_AIM OF THE EXERCISE_:
Find the lines with the string "keine" and return them.

- - - - - - -

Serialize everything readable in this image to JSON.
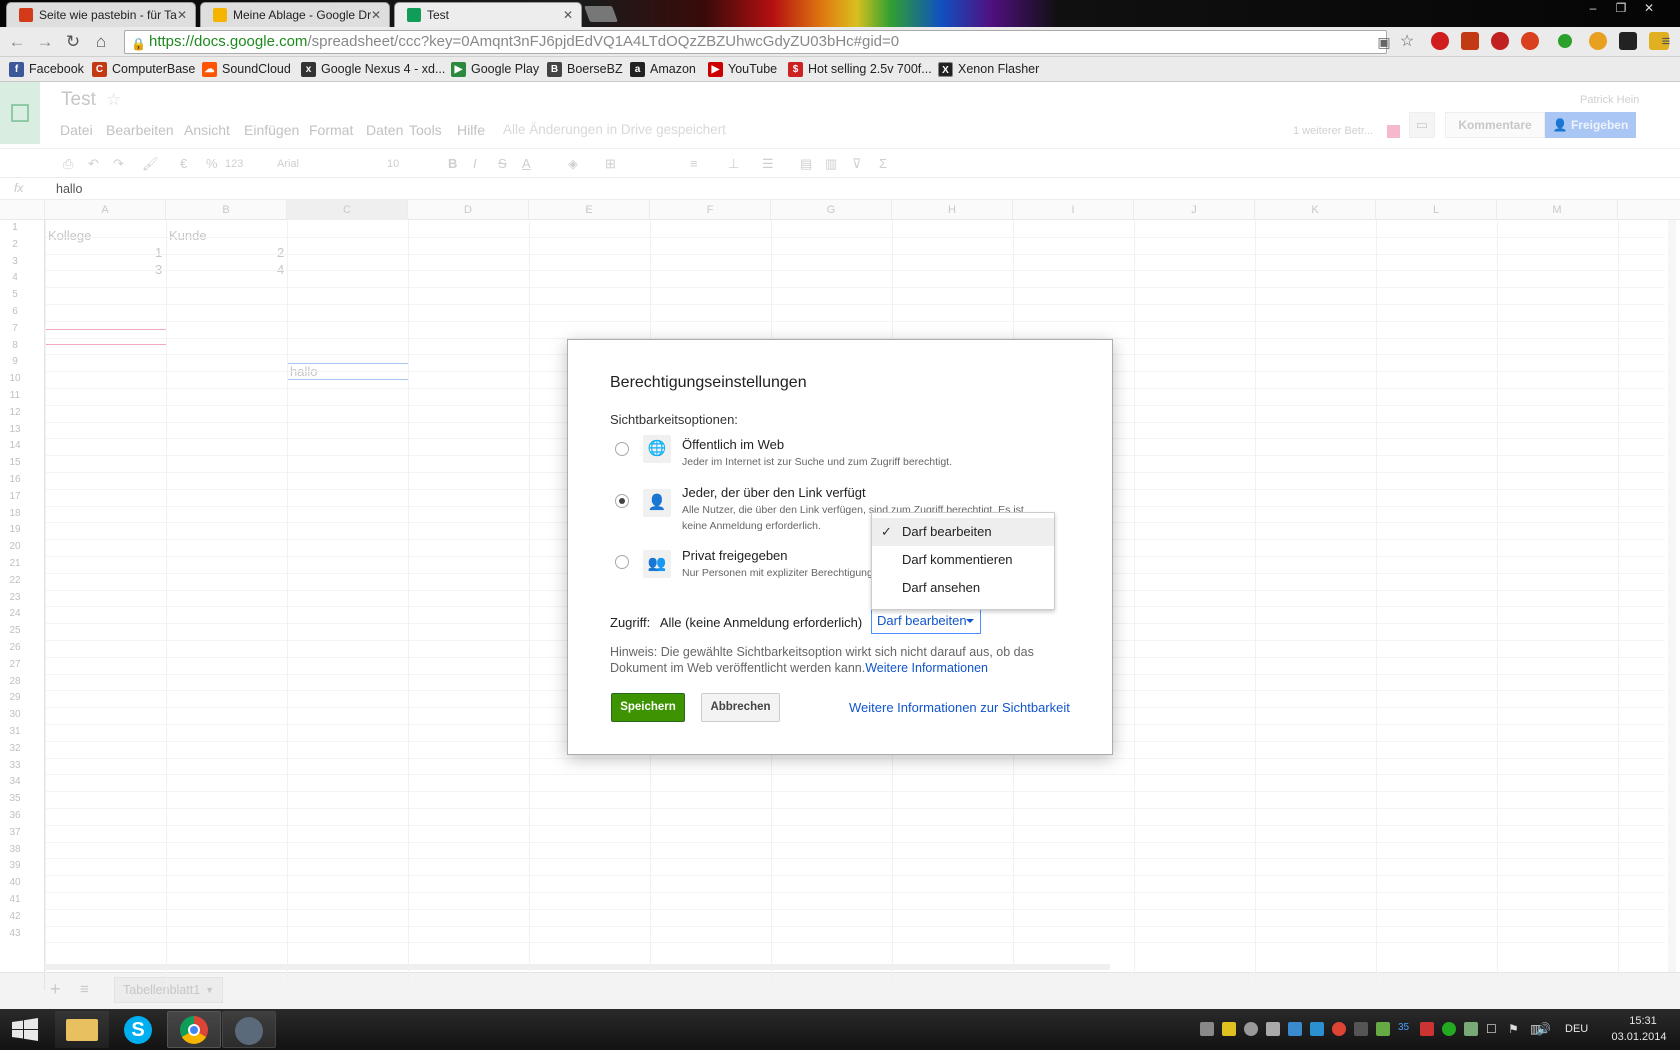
{
  "browser": {
    "tabs": [
      {
        "title": "Seite wie pastebin - für Ta",
        "favicon_color": "#d23a1a"
      },
      {
        "title": "Meine Ablage - Google Dr",
        "favicon_color": "#f4b400"
      },
      {
        "title": "Test",
        "favicon_color": "#0f9d58"
      }
    ],
    "url": "https://docs.google.com/spreadsheet/ccc?key=0Amqnt3nFJ6pjdEdVQ1A4LTdOQzZBZUhwcGdyZU03bHc#gid=0",
    "url_host": "https://docs.google.com",
    "url_path": "/spreadsheet/ccc?key=0Amqnt3nFJ6pjdEdVQ1A4LTdOQzZBZUhwcGdyZU03bHc#gid=0",
    "bookmarks": [
      {
        "label": "Facebook",
        "color": "#3b5998",
        "icon": "f"
      },
      {
        "label": "ComputerBase",
        "color": "#c23a14",
        "icon": "C"
      },
      {
        "label": "SoundCloud",
        "color": "#ff5500",
        "icon": "☁"
      },
      {
        "label": "Google Nexus 4 - xd...",
        "color": "#333333",
        "icon": "x"
      },
      {
        "label": "Google Play",
        "color": "#2b8a3e",
        "icon": "▶"
      },
      {
        "label": "BoerseBZ",
        "color": "#444444",
        "icon": "B"
      },
      {
        "label": "Amazon",
        "color": "#222222",
        "icon": "a"
      },
      {
        "label": "YouTube",
        "color": "#cc0000",
        "icon": "▶"
      },
      {
        "label": "Hot selling 2.5v 700f...",
        "color": "#cc2222",
        "icon": "$"
      },
      {
        "label": "Xenon Flasher",
        "color": "#222222",
        "icon": "X"
      }
    ]
  },
  "docs": {
    "title": "Test",
    "user": "Patrick Hein",
    "menus": [
      "Datei",
      "Bearbeiten",
      "Ansicht",
      "Einfügen",
      "Format",
      "Daten",
      "Tools",
      "Hilfe"
    ],
    "save_status": "Alle Änderungen in Drive gespeichert",
    "collab": "1 weiterer Betr...",
    "comments_btn": "Kommentare",
    "share_btn": "Freigeben",
    "font": "Arial",
    "font_size": "10",
    "number_format": "123",
    "formula_label": "fx",
    "formula_value": "hallo",
    "columns": [
      "A",
      "B",
      "C",
      "D",
      "E",
      "F",
      "G",
      "H",
      "I",
      "J",
      "K",
      "L",
      "M"
    ],
    "cells": [
      {
        "ref": "A1",
        "value": "Kollege"
      },
      {
        "ref": "B1",
        "value": "Kunde"
      },
      {
        "ref": "A2",
        "value": "1"
      },
      {
        "ref": "B2",
        "value": "2"
      },
      {
        "ref": "A3",
        "value": "3"
      },
      {
        "ref": "B3",
        "value": "4"
      },
      {
        "ref": "C9",
        "value": "hallo"
      }
    ],
    "sheet_tab": "Tabellenblatt1"
  },
  "dialog": {
    "title": "Berechtigungseinstellungen",
    "visibility_label": "Sichtbarkeitsoptionen:",
    "options": [
      {
        "title": "Öffentlich im Web",
        "desc": "Jeder im Internet ist zur Suche und zum Zugriff berechtigt.",
        "selected": false,
        "icon": "globe-icon"
      },
      {
        "title": "Jeder, der über den Link verfügt",
        "desc1": "Alle Nutzer, die über den Link verfügen, sind zum Zugriff berechtigt. Es ist",
        "desc2": "keine Anmeldung erforderlich.",
        "selected": true,
        "icon": "link-person-icon"
      },
      {
        "title": "Privat freigegeben",
        "desc": "Nur Personen mit expliziter Berechtigung",
        "selected": false,
        "icon": "people-icon"
      }
    ],
    "access_label": "Zugriff:",
    "access_value": "Alle (keine Anmeldung erforderlich)",
    "access_select": "Darf bearbeiten",
    "hint_1": "Hinweis: Die gewählte Sichtbarkeitsoption wirkt sich nicht darauf aus, ob das",
    "hint_2": "Dokument im Web veröffentlicht werden kann.",
    "hint_link": "Weitere Informationen",
    "save": "Speichern",
    "cancel": "Abbrechen",
    "more_info": "Weitere Informationen zur Sichtbarkeit"
  },
  "dropdown": {
    "items": [
      {
        "label": "Darf bearbeiten",
        "checked": true
      },
      {
        "label": "Darf kommentieren",
        "checked": false
      },
      {
        "label": "Darf ansehen",
        "checked": false
      }
    ]
  },
  "taskbar": {
    "language": "DEU",
    "time": "15:31",
    "date": "03.01.2014",
    "tray_badge": "35"
  }
}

- - - - - - -

_OUTPUT BELOW_:
        "desc2": "keine Anmeldung erforderlich.",
    "access_value": "Alle (keine Anmeldung erforderlich)",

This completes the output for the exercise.